━━ DATA
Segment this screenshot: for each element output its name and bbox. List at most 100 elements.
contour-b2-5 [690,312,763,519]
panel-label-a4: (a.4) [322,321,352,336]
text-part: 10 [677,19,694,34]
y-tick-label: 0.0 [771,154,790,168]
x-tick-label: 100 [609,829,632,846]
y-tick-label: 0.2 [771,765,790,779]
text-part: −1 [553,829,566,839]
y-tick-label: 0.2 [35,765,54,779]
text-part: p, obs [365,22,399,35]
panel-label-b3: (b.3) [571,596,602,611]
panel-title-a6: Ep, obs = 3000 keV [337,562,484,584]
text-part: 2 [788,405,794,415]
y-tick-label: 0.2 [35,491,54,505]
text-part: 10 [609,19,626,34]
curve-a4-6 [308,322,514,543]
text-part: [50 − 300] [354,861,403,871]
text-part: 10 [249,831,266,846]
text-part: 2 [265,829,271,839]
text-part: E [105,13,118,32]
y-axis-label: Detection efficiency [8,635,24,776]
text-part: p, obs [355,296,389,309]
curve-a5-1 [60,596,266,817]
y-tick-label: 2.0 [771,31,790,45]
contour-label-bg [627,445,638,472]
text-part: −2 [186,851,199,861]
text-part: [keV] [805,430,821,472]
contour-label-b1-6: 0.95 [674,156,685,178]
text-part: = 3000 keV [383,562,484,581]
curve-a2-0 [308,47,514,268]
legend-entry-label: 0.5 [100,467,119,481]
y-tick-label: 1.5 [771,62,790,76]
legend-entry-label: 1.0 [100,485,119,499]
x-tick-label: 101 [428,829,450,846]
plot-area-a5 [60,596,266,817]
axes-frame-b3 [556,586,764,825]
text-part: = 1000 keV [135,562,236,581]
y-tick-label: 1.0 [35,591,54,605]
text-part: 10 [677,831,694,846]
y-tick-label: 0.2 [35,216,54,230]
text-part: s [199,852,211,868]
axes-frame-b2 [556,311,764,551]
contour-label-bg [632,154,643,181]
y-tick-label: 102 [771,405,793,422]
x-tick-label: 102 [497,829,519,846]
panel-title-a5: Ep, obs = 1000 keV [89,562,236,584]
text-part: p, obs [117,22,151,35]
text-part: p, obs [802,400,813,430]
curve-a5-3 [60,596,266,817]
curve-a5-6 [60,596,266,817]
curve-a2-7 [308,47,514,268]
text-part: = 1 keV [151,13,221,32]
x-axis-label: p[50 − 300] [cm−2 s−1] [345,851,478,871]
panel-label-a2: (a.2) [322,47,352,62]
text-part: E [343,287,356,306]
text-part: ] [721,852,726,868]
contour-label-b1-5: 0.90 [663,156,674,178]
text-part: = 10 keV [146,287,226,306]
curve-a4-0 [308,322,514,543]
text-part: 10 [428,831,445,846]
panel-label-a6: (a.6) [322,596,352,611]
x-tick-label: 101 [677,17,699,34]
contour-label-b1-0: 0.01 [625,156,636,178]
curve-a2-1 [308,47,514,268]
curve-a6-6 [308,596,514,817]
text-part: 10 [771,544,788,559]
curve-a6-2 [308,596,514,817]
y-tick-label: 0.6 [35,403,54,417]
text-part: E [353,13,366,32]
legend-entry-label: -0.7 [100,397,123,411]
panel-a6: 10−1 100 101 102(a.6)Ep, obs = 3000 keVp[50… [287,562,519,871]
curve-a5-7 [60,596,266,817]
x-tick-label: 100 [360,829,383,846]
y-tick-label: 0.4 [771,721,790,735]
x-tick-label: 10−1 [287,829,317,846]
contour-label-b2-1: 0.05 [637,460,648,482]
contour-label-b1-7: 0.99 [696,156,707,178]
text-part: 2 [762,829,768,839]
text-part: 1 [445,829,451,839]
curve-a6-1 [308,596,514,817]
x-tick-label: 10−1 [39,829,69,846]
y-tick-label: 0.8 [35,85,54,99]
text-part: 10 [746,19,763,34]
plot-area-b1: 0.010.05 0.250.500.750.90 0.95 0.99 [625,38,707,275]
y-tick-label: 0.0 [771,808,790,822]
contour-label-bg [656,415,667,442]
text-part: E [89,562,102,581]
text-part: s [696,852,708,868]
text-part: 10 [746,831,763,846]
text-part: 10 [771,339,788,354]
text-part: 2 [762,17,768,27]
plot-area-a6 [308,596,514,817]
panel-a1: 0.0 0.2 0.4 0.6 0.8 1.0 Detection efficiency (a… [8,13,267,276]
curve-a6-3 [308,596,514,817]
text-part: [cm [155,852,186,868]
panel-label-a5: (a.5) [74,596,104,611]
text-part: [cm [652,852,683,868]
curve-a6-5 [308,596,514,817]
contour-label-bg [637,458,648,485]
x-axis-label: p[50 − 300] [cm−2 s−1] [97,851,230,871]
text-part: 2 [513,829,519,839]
━━━━
> [WHAT YOU HAVE TO DO]
Pull out every line of the records above that contains the word "Detection", matching its case exactly.

> [COMPLETED EXERCISE]
y-axis-label: Detection efficiency [8,635,24,776]
panel-a1: 0.0 0.2 0.4 0.6 0.8 1.0 Detection efficiency (a… [8,13,267,276]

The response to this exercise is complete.